● **TASK INPUTS**:
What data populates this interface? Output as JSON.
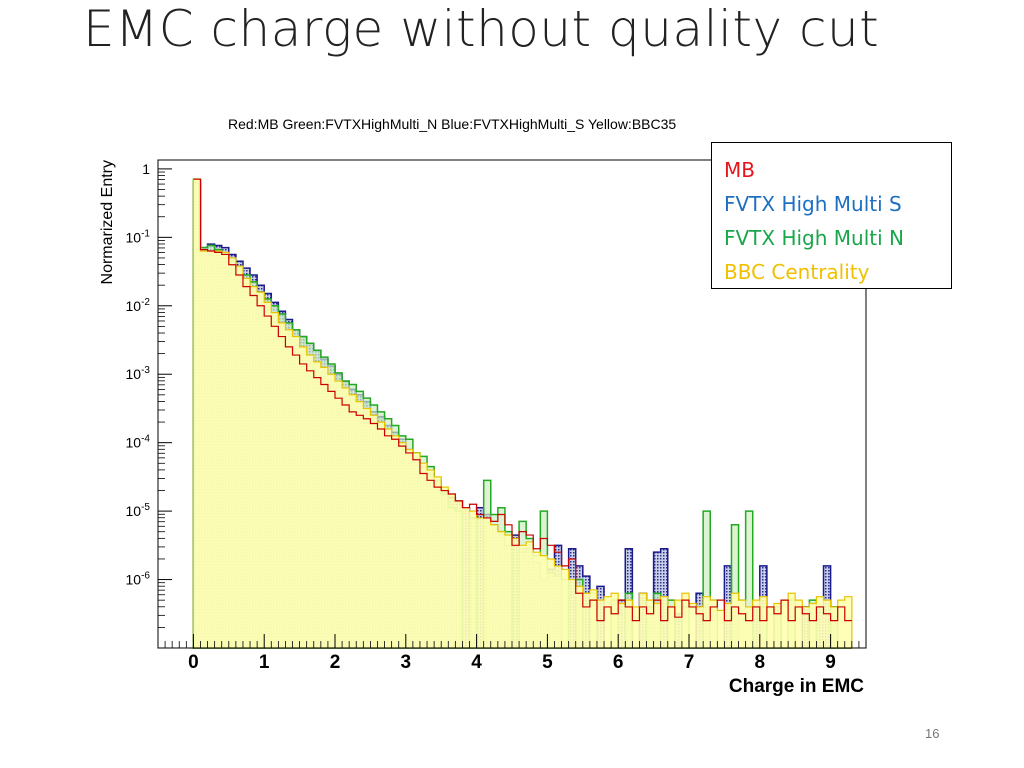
{
  "slide": {
    "title": "EMC charge without quality cut",
    "page_number": "16"
  },
  "chart_data": {
    "type": "histogram",
    "title": "Red:MB Green:FVTXHighMulti_N Blue:FVTXHighMulti_S Yellow:BBC35",
    "xlabel": "Charge in EMC",
    "ylabel": "Normarized Entry",
    "xlim": [
      -0.5,
      9.5
    ],
    "ylim_log10": [
      -7,
      0.13
    ],
    "x_ticks": [
      0,
      1,
      2,
      3,
      4,
      5,
      6,
      7,
      8,
      9
    ],
    "y_ticks": [
      {
        "value": 1,
        "label": "1"
      },
      {
        "value": 0.1,
        "label": "10-1"
      },
      {
        "value": 0.01,
        "label": "10-2"
      },
      {
        "value": 0.001,
        "label": "10-3"
      },
      {
        "value": 0.0001,
        "label": "10-4"
      },
      {
        "value": 1e-05,
        "label": "10-5"
      },
      {
        "value": 1e-06,
        "label": "10-6"
      }
    ],
    "bin_width": 0.1,
    "x_start": 0,
    "series": [
      {
        "name": "MB",
        "color": "#cc0000",
        "log10_values": [
          -0.15,
          -1.18,
          -1.2,
          -1.22,
          -1.25,
          -1.4,
          -1.55,
          -1.72,
          -1.85,
          -2.0,
          -2.15,
          -2.3,
          -2.45,
          -2.6,
          -2.72,
          -2.85,
          -2.95,
          -3.05,
          -3.15,
          -3.25,
          -3.35,
          -3.45,
          -3.55,
          -3.6,
          -3.65,
          -3.72,
          -3.8,
          -3.9,
          -3.95,
          -4.05,
          -4.15,
          -4.25,
          -4.45,
          -4.55,
          -4.65,
          -4.7,
          -4.75,
          -4.85,
          -4.95,
          -4.9,
          -5.05,
          -5.1,
          -5.15,
          -5.05,
          -5.2,
          -5.5,
          -5.3,
          -5.35,
          -5.55,
          -5.4,
          -5.5,
          -5.6,
          -5.8,
          -5.7,
          -6.2,
          -6.4,
          -6.3,
          -6.6,
          -6.4,
          -6.5,
          -6.3,
          -6.4,
          -6.6,
          -6.4,
          -6.5,
          -6.3,
          -6.6,
          -6.4,
          -6.55,
          -6.3,
          -6.4,
          -6.5,
          -6.6,
          -6.4,
          -6.3,
          -6.6,
          -6.4,
          -6.5,
          -6.6,
          -6.4,
          -6.6,
          -6.4,
          -6.5,
          -6.3,
          -6.6,
          -6.4,
          -6.5,
          -6.6,
          -6.4,
          -6.5,
          -6.6,
          -6.4,
          -6.6
        ]
      },
      {
        "name": "FVTX High Multi S",
        "color": "#1a1a8c",
        "log10_values": [
          -0.2,
          -1.15,
          -1.1,
          -1.12,
          -1.15,
          -1.25,
          -1.35,
          -1.45,
          -1.55,
          -1.7,
          -1.82,
          -1.95,
          -2.08,
          -2.2,
          -2.35,
          -2.45,
          -2.55,
          -2.65,
          -2.78,
          -2.88,
          -3.0,
          -3.1,
          -3.22,
          -3.3,
          -3.4,
          -3.55,
          -3.62,
          -3.75,
          -3.85,
          -3.95,
          -4.1,
          -4.25,
          -4.35,
          -4.45,
          -4.55,
          -4.7,
          -4.8,
          -4.85,
          -4.95,
          -5.1,
          -4.95,
          -5.05,
          -5.2,
          -5.3,
          -5.5,
          -5.35,
          -5.6,
          -5.55,
          -5.75,
          -6.0,
          -5.85,
          -5.5,
          -7,
          -5.55,
          -5.8,
          -5.95,
          -7,
          -6.1,
          -7,
          -7,
          -6.3,
          -5.55,
          -7,
          -6.2,
          -6.4,
          -5.6,
          -5.55,
          -7,
          -6.5,
          -7,
          -7,
          -6.2,
          -6.4,
          -7,
          -7,
          -5.8,
          -6.4,
          -7,
          -7,
          -6.4,
          -5.8,
          -7,
          -6.4,
          -7,
          -7,
          -7,
          -6.4,
          -7,
          -6.4,
          -5.8,
          -6.4,
          -7,
          -7
        ]
      },
      {
        "name": "FVTX High Multi N",
        "color": "#22aa22",
        "log10_values": [
          -0.15,
          -1.15,
          -1.12,
          -1.18,
          -1.25,
          -1.35,
          -1.45,
          -1.55,
          -1.65,
          -1.8,
          -1.9,
          -2.0,
          -2.12,
          -2.25,
          -2.35,
          -2.45,
          -2.55,
          -2.65,
          -2.75,
          -2.85,
          -2.98,
          -3.1,
          -3.15,
          -3.25,
          -3.35,
          -3.45,
          -3.55,
          -3.65,
          -3.75,
          -3.9,
          -3.95,
          -4.15,
          -4.2,
          -4.35,
          -4.55,
          -4.75,
          -4.95,
          -5.0,
          -7,
          -5.1,
          -7,
          -4.55,
          -5.05,
          -4.95,
          -5.3,
          -7,
          -5.15,
          -5.4,
          -5.65,
          -5.0,
          -5.9,
          -5.95,
          -6.0,
          -7,
          -6.0,
          -7,
          -6.2,
          -7,
          -7,
          -6.3,
          -7,
          -6.2,
          -7,
          -7,
          -6.4,
          -6.2,
          -7,
          -6.3,
          -7,
          -6.4,
          -7,
          -7,
          -5.0,
          -6.3,
          -7,
          -7,
          -5.2,
          -6.3,
          -5.0,
          -7,
          -6.4,
          -7,
          -6.4,
          -7,
          -6.3,
          -7,
          -7,
          -6.3,
          -7,
          -7,
          -6.4,
          -7,
          -7
        ]
      },
      {
        "name": "BBC Centrality",
        "color": "#e8c400",
        "log10_values": [
          -0.15,
          -1.2,
          -1.2,
          -1.2,
          -1.22,
          -1.3,
          -1.42,
          -1.6,
          -1.72,
          -1.8,
          -1.95,
          -2.1,
          -2.25,
          -2.35,
          -2.45,
          -2.6,
          -2.72,
          -2.82,
          -2.9,
          -3.0,
          -3.1,
          -3.2,
          -3.3,
          -3.4,
          -3.5,
          -3.6,
          -3.7,
          -3.8,
          -3.9,
          -4.0,
          -4.1,
          -4.15,
          -4.3,
          -4.4,
          -4.5,
          -4.65,
          -4.75,
          -4.85,
          -4.95,
          -5.0,
          -5.1,
          -5.1,
          -5.2,
          -5.3,
          -5.35,
          -5.4,
          -5.5,
          -5.45,
          -5.6,
          -5.65,
          -5.7,
          -5.8,
          -5.85,
          -6.0,
          -6.1,
          -6.2,
          -6.15,
          -6.3,
          -6.25,
          -6.2,
          -6.35,
          -6.3,
          -6.4,
          -6.2,
          -6.3,
          -6.35,
          -6.25,
          -6.4,
          -6.3,
          -6.2,
          -6.35,
          -6.4,
          -6.25,
          -6.3,
          -6.45,
          -6.35,
          -6.2,
          -6.3,
          -6.4,
          -6.3,
          -6.25,
          -6.4,
          -6.35,
          -6.3,
          -6.2,
          -6.3,
          -6.4,
          -6.35,
          -6.25,
          -6.3,
          -6.4,
          -6.3,
          -6.25
        ]
      }
    ]
  },
  "legend": {
    "items": [
      {
        "label": "MB",
        "color": "#e8141c"
      },
      {
        "label": "FVTX High Multi S",
        "color": "#1d6fc1"
      },
      {
        "label": "FVTX High Multi N",
        "color": "#1aa64b"
      },
      {
        "label": "BBC Centrality",
        "color": "#f0c000"
      }
    ]
  }
}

● **THE REQUEST**: Copy every record character for character. Skip the pictures.

● **SOLUTION TO THIS EXERCISE**:
What data populates this interface? Output as JSON.
{
  "slide": {
    "title": "EMC charge without quality cut",
    "page_number": "16"
  },
  "chart_data": {
    "type": "histogram",
    "title": "Red:MB Green:FVTXHighMulti_N Blue:FVTXHighMulti_S Yellow:BBC35",
    "xlabel": "Charge in EMC",
    "ylabel": "Normarized Entry",
    "xlim": [
      -0.5,
      9.5
    ],
    "ylim_log10": [
      -7,
      0.13
    ],
    "x_ticks": [
      0,
      1,
      2,
      3,
      4,
      5,
      6,
      7,
      8,
      9
    ],
    "y_ticks": [
      {
        "value": 1,
        "label": "1"
      },
      {
        "value": 0.1,
        "label": "10-1"
      },
      {
        "value": 0.01,
        "label": "10-2"
      },
      {
        "value": 0.001,
        "label": "10-3"
      },
      {
        "value": 0.0001,
        "label": "10-4"
      },
      {
        "value": 1e-05,
        "label": "10-5"
      },
      {
        "value": 1e-06,
        "label": "10-6"
      }
    ],
    "bin_width": 0.1,
    "x_start": 0,
    "series": [
      {
        "name": "MB",
        "color": "#cc0000",
        "log10_values": [
          -0.15,
          -1.18,
          -1.2,
          -1.22,
          -1.25,
          -1.4,
          -1.55,
          -1.72,
          -1.85,
          -2.0,
          -2.15,
          -2.3,
          -2.45,
          -2.6,
          -2.72,
          -2.85,
          -2.95,
          -3.05,
          -3.15,
          -3.25,
          -3.35,
          -3.45,
          -3.55,
          -3.6,
          -3.65,
          -3.72,
          -3.8,
          -3.9,
          -3.95,
          -4.05,
          -4.15,
          -4.25,
          -4.45,
          -4.55,
          -4.65,
          -4.7,
          -4.75,
          -4.85,
          -4.95,
          -4.9,
          -5.05,
          -5.1,
          -5.15,
          -5.05,
          -5.2,
          -5.5,
          -5.3,
          -5.35,
          -5.55,
          -5.4,
          -5.5,
          -5.6,
          -5.8,
          -5.7,
          -6.2,
          -6.4,
          -6.3,
          -6.6,
          -6.4,
          -6.5,
          -6.3,
          -6.4,
          -6.6,
          -6.4,
          -6.5,
          -6.3,
          -6.6,
          -6.4,
          -6.55,
          -6.3,
          -6.4,
          -6.5,
          -6.6,
          -6.4,
          -6.3,
          -6.6,
          -6.4,
          -6.5,
          -6.6,
          -6.4,
          -6.6,
          -6.4,
          -6.5,
          -6.3,
          -6.6,
          -6.4,
          -6.5,
          -6.6,
          -6.4,
          -6.5,
          -6.6,
          -6.4,
          -6.6
        ]
      },
      {
        "name": "FVTX High Multi S",
        "color": "#1a1a8c",
        "log10_values": [
          -0.2,
          -1.15,
          -1.1,
          -1.12,
          -1.15,
          -1.25,
          -1.35,
          -1.45,
          -1.55,
          -1.7,
          -1.82,
          -1.95,
          -2.08,
          -2.2,
          -2.35,
          -2.45,
          -2.55,
          -2.65,
          -2.78,
          -2.88,
          -3.0,
          -3.1,
          -3.22,
          -3.3,
          -3.4,
          -3.55,
          -3.62,
          -3.75,
          -3.85,
          -3.95,
          -4.1,
          -4.25,
          -4.35,
          -4.45,
          -4.55,
          -4.7,
          -4.8,
          -4.85,
          -4.95,
          -5.1,
          -4.95,
          -5.05,
          -5.2,
          -5.3,
          -5.5,
          -5.35,
          -5.6,
          -5.55,
          -5.75,
          -6.0,
          -5.85,
          -5.5,
          -7,
          -5.55,
          -5.8,
          -5.95,
          -7,
          -6.1,
          -7,
          -7,
          -6.3,
          -5.55,
          -7,
          -6.2,
          -6.4,
          -5.6,
          -5.55,
          -7,
          -6.5,
          -7,
          -7,
          -6.2,
          -6.4,
          -7,
          -7,
          -5.8,
          -6.4,
          -7,
          -7,
          -6.4,
          -5.8,
          -7,
          -6.4,
          -7,
          -7,
          -7,
          -6.4,
          -7,
          -6.4,
          -5.8,
          -6.4,
          -7,
          -7
        ]
      },
      {
        "name": "FVTX High Multi N",
        "color": "#22aa22",
        "log10_values": [
          -0.15,
          -1.15,
          -1.12,
          -1.18,
          -1.25,
          -1.35,
          -1.45,
          -1.55,
          -1.65,
          -1.8,
          -1.9,
          -2.0,
          -2.12,
          -2.25,
          -2.35,
          -2.45,
          -2.55,
          -2.65,
          -2.75,
          -2.85,
          -2.98,
          -3.1,
          -3.15,
          -3.25,
          -3.35,
          -3.45,
          -3.55,
          -3.65,
          -3.75,
          -3.9,
          -3.95,
          -4.15,
          -4.2,
          -4.35,
          -4.55,
          -4.75,
          -4.95,
          -5.0,
          -7,
          -5.1,
          -7,
          -4.55,
          -5.05,
          -4.95,
          -5.3,
          -7,
          -5.15,
          -5.4,
          -5.65,
          -5.0,
          -5.9,
          -5.95,
          -6.0,
          -7,
          -6.0,
          -7,
          -6.2,
          -7,
          -7,
          -6.3,
          -7,
          -6.2,
          -7,
          -7,
          -6.4,
          -6.2,
          -7,
          -6.3,
          -7,
          -6.4,
          -7,
          -7,
          -5.0,
          -6.3,
          -7,
          -7,
          -5.2,
          -6.3,
          -5.0,
          -7,
          -6.4,
          -7,
          -6.4,
          -7,
          -6.3,
          -7,
          -7,
          -6.3,
          -7,
          -7,
          -6.4,
          -7,
          -7
        ]
      },
      {
        "name": "BBC Centrality",
        "color": "#e8c400",
        "log10_values": [
          -0.15,
          -1.2,
          -1.2,
          -1.2,
          -1.22,
          -1.3,
          -1.42,
          -1.6,
          -1.72,
          -1.8,
          -1.95,
          -2.1,
          -2.25,
          -2.35,
          -2.45,
          -2.6,
          -2.72,
          -2.82,
          -2.9,
          -3.0,
          -3.1,
          -3.2,
          -3.3,
          -3.4,
          -3.5,
          -3.6,
          -3.7,
          -3.8,
          -3.9,
          -4.0,
          -4.1,
          -4.15,
          -4.3,
          -4.4,
          -4.5,
          -4.65,
          -4.75,
          -4.85,
          -4.95,
          -5.0,
          -5.1,
          -5.1,
          -5.2,
          -5.3,
          -5.35,
          -5.4,
          -5.5,
          -5.45,
          -5.6,
          -5.65,
          -5.7,
          -5.8,
          -5.85,
          -6.0,
          -6.1,
          -6.2,
          -6.15,
          -6.3,
          -6.25,
          -6.2,
          -6.35,
          -6.3,
          -6.4,
          -6.2,
          -6.3,
          -6.35,
          -6.25,
          -6.4,
          -6.3,
          -6.2,
          -6.35,
          -6.4,
          -6.25,
          -6.3,
          -6.45,
          -6.35,
          -6.2,
          -6.3,
          -6.4,
          -6.3,
          -6.25,
          -6.4,
          -6.35,
          -6.3,
          -6.2,
          -6.3,
          -6.4,
          -6.35,
          -6.25,
          -6.3,
          -6.4,
          -6.3,
          -6.25
        ]
      }
    ]
  },
  "legend": {
    "items": [
      {
        "label": "MB",
        "color": "#e8141c"
      },
      {
        "label": "FVTX High Multi S",
        "color": "#1d6fc1"
      },
      {
        "label": "FVTX High Multi N",
        "color": "#1aa64b"
      },
      {
        "label": "BBC Centrality",
        "color": "#f0c000"
      }
    ]
  }
}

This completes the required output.